▶ What the task asks
From the listing below, extract every line containing "structured".

▶ Available data

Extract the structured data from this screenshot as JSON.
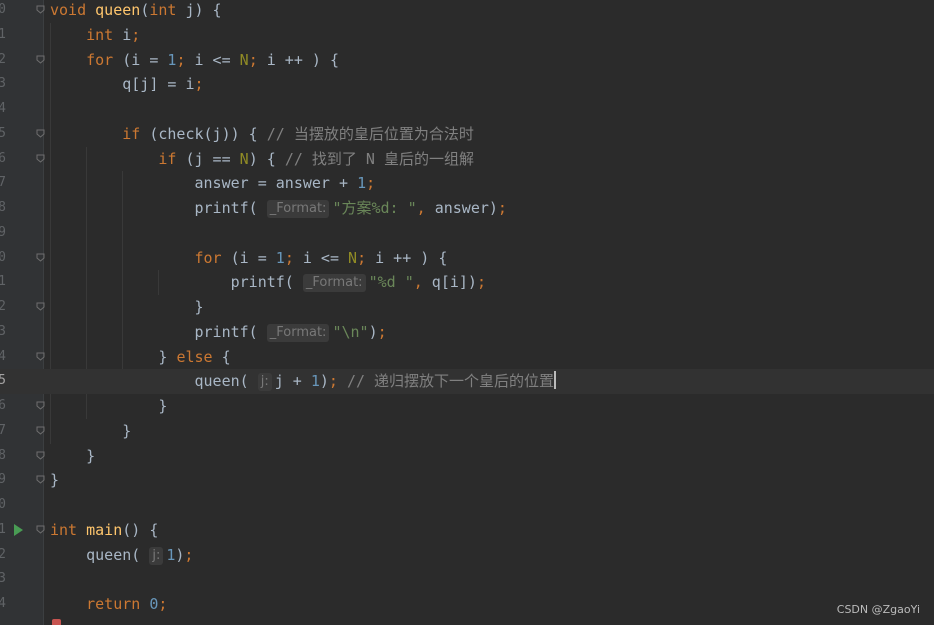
* * *
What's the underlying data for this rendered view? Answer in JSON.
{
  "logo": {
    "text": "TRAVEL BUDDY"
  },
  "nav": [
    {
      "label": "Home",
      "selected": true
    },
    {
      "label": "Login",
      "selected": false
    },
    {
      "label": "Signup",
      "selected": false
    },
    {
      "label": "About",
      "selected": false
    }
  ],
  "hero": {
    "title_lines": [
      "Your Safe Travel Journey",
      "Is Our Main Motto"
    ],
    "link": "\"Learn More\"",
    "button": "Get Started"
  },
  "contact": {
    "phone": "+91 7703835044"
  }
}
* * *
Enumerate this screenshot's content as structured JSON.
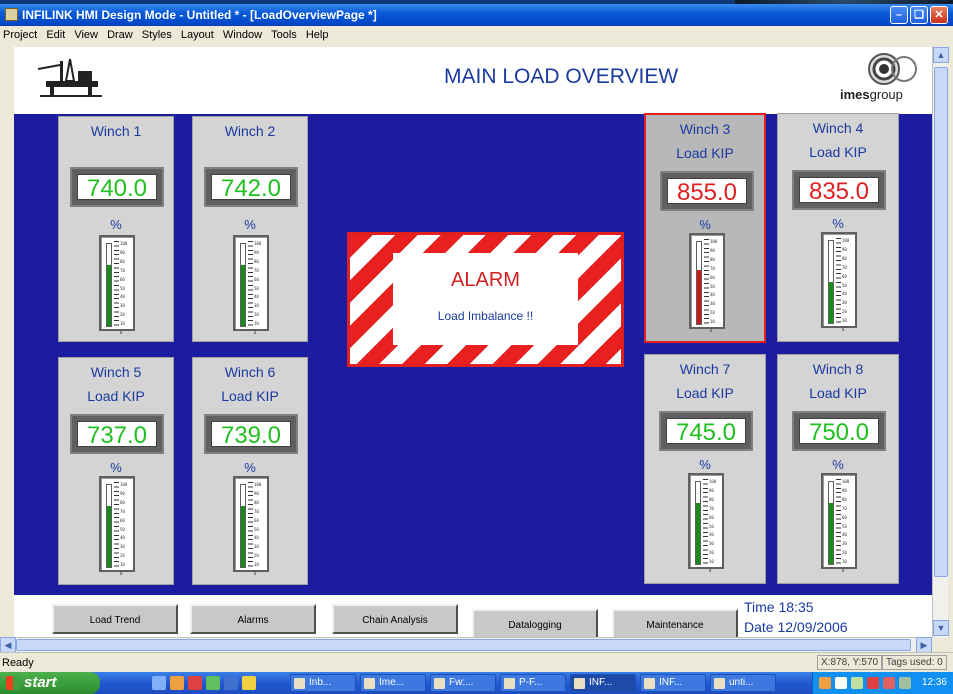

▶ Solution
Extract the structured data from this screenshot as JSON.
Enumerate this screenshot's content as structured JSON.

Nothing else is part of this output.